(Set exercise): All entries are to be quoted exactly; the images stay out of the copy.

Recorded data:
====
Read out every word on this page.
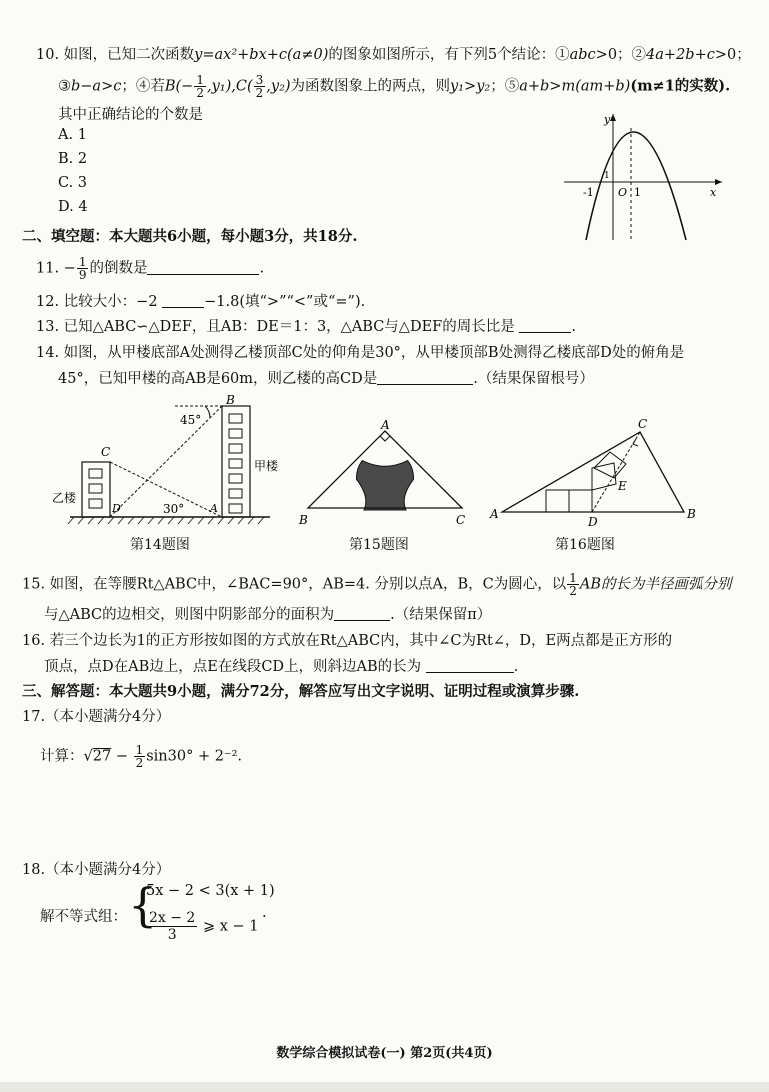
10. 如图，已知二次函数y=ax²+bx+c(a≠0)的图象如图所示，有下列5个结论：①abc>0；②4a+2b+c>0；
③b−a>c；④若$B(- \frac{1}{2} ,y_1),C( \frac{3}{2} ,y_2)$为函数图象上的两点，则y₁>y₂；⑤a+b>m(am+b)(m≠1的实数).
其中正确结论的个数是
A. 1
B. 2
C. 3
D. 4
y
x
O 1
-1
1
二、填空题：本大题共6小题，每小题3分，共18分.
11. − $\frac{1}{9}$ 的倒数是	.
12. 比较大小：−2	−1.8(填“>”“<”或“=”).
13. 已知△ABC∽△DEF，且AB：DE＝1：3，△ABC与△DEF的周长比是	.
14. 如图，从甲楼底部A处测得乙楼顶部C处的仰角是30°，从甲楼顶部B处测得乙楼底部D处的俯角是
45°，已知甲楼的高AB是60m，则乙楼的高CD是	.（结果保留根号）
B
C
D	A
45°
30°
甲楼
乙楼
第14题图
A
B	C
第15题图
C
A	B
D
E
第16题图
15. 如图，在等腰Rt△ABC中，∠BAC=90°，AB=4. 分别以点A，B，C为圆心，以 $\frac{1}{2}$ AB的长为半径画弧分别
与△ABC的边相交，则图中阴影部分的面积为	.（结果保留π）
16. 若三个边长为1的正方形按如图的方式放在Rt△ABC内，其中∠C为Rt∠，D，E两点都是正方形的
顶点，点D在AB边上，点E在线段CD上，则斜边AB的长为	.
三、解答题：本大题共9小题，满分72分，解答应写出文字说明、证明过程或演算步骤.
17.（本小题满分4分）
计算：$√27 - \frac{1}{2} \sin 30^\circ + 2^{-2}$.
18.（本小题满分4分）
解不等式组： {
5x − 2 < 3(x + 1)
$\frac{2x - 2}{3}$ ⩾ x − 1
.
数学综合模拟试卷(一) 第2页(共4页)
====
(Result):
Read out every word on this page.
10. 如图，已知二次函数y=ax²+bx+c(a≠0)的图象如图所示，有下列5个结论：①abc>0；②4a+2b+c>0；
③b−a>c；④若$B(- \frac{1}{2} ,y_1),C( \frac{3}{2} ,y_2)$为函数图象上的两点，则y₁>y₂；⑤a+b>m(am+b)(m≠1的实数).
其中正确结论的个数是
A. 1
B. 2
C. 3
D. 4
y
x
O 1
-1
1
二、填空题：本大题共6小题，每小题3分，共18分.
11. − $\frac{1}{9}$ 的倒数是	.
12. 比较大小：−2	−1.8(填“>”“<”或“=”).
13. 已知△ABC∽△DEF，且AB：DE＝1：3，△ABC与△DEF的周长比是	.
14. 如图，从甲楼底部A处测得乙楼顶部C处的仰角是30°，从甲楼顶部B处测得乙楼底部D处的俯角是
45°，已知甲楼的高AB是60m，则乙楼的高CD是	.（结果保留根号）
B
C
D	A
45°
30°
甲楼
乙楼
第14题图
A
B	C
第15题图
C
A	B
D
E
第16题图
15. 如图，在等腰Rt△ABC中，∠BAC=90°，AB=4. 分别以点A，B，C为圆心，以 $\frac{1}{2}$ AB的长为半径画弧分别
与△ABC的边相交，则图中阴影部分的面积为	.（结果保留π）
16. 若三个边长为1的正方形按如图的方式放在Rt△ABC内，其中∠C为Rt∠，D，E两点都是正方形的
顶点，点D在AB边上，点E在线段CD上，则斜边AB的长为	.
三、解答题：本大题共9小题，满分72分，解答应写出文字说明、证明过程或演算步骤.
17.（本小题满分4分）
计算：$√27 - \frac{1}{2} \sin 30^\circ + 2^{-2}$.
18.（本小题满分4分）
解不等式组： {
5x − 2 < 3(x + 1)
$\frac{2x - 2}{3}$ ⩾ x − 1
.
数学综合模拟试卷(一) 第2页(共4页)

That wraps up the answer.